START Text to read

Well thank you very much, Palestine Center interns, for inviting me to be a part of this distinguished panel, I appreciate the opportunity. Especially, as Marion mentioned, I’m working right now on a book examining [President Barack] Obama administration’s strategy towards resolving the Israeli-Palestinian conflict, so I really appreciate the opportunity to kind of try out some of my material on an audience to see if you think I’m on the right track or not.

I want to make four brief points about the Obama administration’s strategy towards the Israeli-Palestinian conflict. One is that despite the changed rhetorical style of the Obama Administration, despite the president himself really expressing unprecedented sympathy for the plight of the Palestinian people when he addressed the Muslim world from Cairo in June 2009, the reality has been that the M.O. (the Modus Operandi) of the Obama administration has been no different than [former President George H.W.] Bush I, no different than [former President Bill] Clinton, and no different than [former President George W.] Bush II in terms of how the negotiations are actually structured.

END Text to read

What this exercise asks:
1 - List every U.S. president named in the panel remarks.
2 - According to the panel remarks, from what city and in what month and year did the president address the Muslim world?
3 - Quote the panel remarks between "Well thank you" and "track or not.", inclusive.
The lines have no connection to the panel remarks.

START Recorded information

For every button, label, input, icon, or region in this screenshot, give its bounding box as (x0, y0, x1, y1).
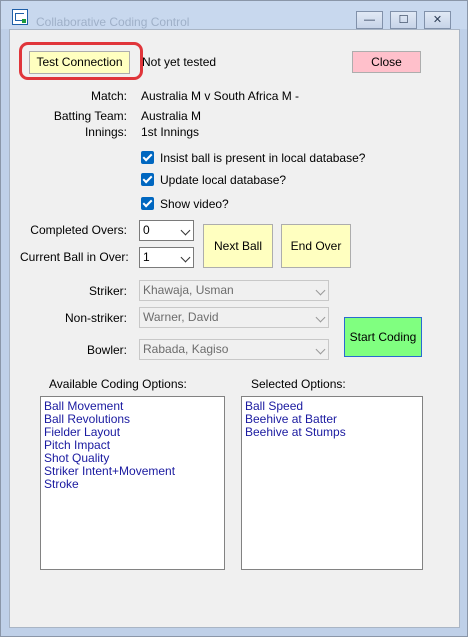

END Recorded information

Outputs for the tasks:
1 - Barack Obama, George H.W. Bush, Bill Clinton, George W. Bush

2 - From Cairo in June 2009.

3 -
Well thank you very much, Palestine Center interns, for inviting me to be a part of this distinguished panel, I appreciate the opportunity. Especially, as Marion mentioned, I’m working right now on a book examining [President Barack] Obama administration’s strategy towards resolving the Israeli-Palestinian conflict, so I really appreciate the opportunity to kind of try out some of my material on an audience to see if you think I’m on the right track or not.